** BEGIN Listing **

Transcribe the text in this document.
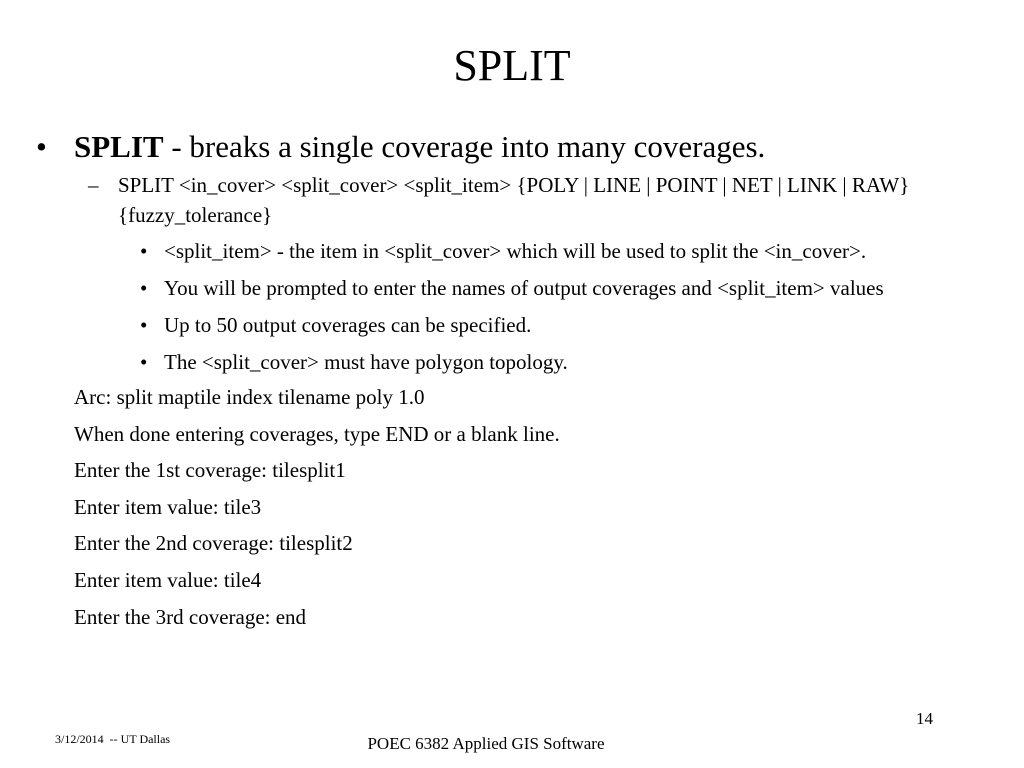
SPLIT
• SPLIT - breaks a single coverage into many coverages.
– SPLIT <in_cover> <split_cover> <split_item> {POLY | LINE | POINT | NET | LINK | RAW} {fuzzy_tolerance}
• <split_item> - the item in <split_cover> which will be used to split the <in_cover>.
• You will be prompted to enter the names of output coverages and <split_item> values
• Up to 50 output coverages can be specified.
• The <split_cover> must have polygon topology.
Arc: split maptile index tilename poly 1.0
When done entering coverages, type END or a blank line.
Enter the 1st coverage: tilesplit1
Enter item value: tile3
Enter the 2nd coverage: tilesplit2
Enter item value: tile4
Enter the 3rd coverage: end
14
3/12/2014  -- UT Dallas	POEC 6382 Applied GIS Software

** END Listing **
** BEGIN Listing **

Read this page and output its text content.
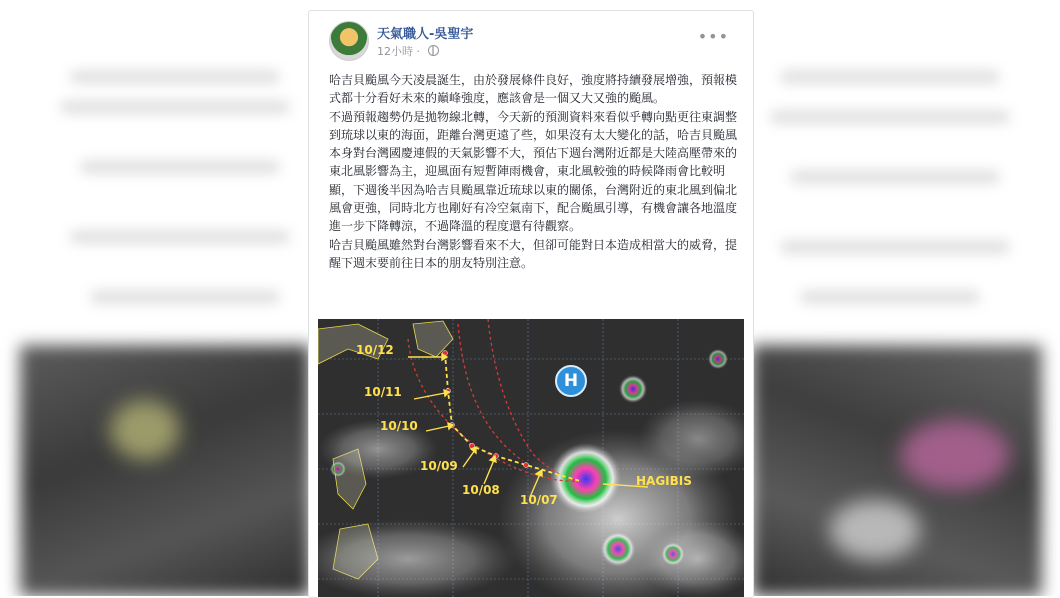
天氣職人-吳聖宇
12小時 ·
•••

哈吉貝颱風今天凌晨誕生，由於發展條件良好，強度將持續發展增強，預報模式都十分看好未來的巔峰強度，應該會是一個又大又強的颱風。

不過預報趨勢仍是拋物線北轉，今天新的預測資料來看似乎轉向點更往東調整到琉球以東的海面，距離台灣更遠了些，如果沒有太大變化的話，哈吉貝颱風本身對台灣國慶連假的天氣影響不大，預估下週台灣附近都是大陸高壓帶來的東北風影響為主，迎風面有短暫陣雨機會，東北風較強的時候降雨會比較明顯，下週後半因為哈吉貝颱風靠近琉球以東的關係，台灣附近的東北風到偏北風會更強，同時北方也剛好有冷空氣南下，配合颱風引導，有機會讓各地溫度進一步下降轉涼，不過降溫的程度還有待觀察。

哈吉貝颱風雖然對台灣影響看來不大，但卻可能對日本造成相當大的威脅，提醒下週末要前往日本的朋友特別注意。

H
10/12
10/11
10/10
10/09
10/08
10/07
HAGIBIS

** END Listing **

- _Task_: Copy every line above that includes the string "will".

- _Task answer_:
• <split_item> - the item in <split_cover> which will be used to split the <in_cover>.
• You will be prompted to enter the names of output coverages and <split_item> values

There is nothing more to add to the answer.